→ **GOAL**
Check each line of the listing, and copy it if it contains the word "dimes".

------------------------------------------------------------

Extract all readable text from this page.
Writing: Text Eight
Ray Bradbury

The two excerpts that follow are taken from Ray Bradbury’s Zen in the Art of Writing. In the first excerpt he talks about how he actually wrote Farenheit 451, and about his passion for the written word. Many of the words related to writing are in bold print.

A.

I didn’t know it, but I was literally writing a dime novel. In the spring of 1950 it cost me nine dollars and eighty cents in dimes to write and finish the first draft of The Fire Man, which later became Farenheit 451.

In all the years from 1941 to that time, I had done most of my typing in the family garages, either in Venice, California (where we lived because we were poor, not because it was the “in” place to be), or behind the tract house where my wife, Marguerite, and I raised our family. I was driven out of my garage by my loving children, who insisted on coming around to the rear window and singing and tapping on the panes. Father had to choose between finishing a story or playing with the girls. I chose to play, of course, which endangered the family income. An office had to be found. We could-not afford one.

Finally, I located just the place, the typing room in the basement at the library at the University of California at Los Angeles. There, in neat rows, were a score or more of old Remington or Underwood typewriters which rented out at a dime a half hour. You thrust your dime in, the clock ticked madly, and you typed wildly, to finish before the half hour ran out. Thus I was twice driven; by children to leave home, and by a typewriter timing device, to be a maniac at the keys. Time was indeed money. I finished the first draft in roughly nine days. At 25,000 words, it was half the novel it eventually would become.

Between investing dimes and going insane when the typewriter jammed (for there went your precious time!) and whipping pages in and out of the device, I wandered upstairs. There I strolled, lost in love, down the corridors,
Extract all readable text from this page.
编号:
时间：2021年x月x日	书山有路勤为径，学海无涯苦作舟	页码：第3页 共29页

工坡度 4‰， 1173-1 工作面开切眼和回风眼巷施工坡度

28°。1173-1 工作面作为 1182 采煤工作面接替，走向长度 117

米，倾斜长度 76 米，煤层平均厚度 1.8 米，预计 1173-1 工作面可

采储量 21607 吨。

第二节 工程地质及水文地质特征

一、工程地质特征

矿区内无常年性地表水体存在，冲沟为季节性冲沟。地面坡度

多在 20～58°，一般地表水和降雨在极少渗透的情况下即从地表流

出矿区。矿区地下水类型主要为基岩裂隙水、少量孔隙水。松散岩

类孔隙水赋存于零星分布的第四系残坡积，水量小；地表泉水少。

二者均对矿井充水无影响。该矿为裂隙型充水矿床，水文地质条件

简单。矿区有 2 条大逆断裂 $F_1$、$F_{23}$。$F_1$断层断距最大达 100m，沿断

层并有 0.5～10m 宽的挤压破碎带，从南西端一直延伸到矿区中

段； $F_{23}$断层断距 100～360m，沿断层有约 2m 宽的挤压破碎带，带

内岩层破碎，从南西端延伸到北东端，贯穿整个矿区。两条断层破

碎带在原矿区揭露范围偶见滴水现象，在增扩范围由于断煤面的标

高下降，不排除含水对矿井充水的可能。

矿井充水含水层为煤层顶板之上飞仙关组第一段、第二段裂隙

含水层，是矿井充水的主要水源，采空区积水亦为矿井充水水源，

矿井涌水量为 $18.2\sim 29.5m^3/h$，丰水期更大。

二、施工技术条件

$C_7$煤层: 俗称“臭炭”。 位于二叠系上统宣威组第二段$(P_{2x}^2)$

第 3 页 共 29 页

------------------------------------------------------------

→ **THE SOLUTION**
I didn’t know it, but I was literally writing a dime novel. In the spring of 1950 it cost me nine dollars and eighty cents in dimes to write and finish the first draft of The Fire Man, which later became Farenheit 451.
Between investing dimes and going insane when the typewriter jammed (for there went your precious time!) and whipping pages in and out of the device, I wandered upstairs. There I strolled, lost in love, down the corridors,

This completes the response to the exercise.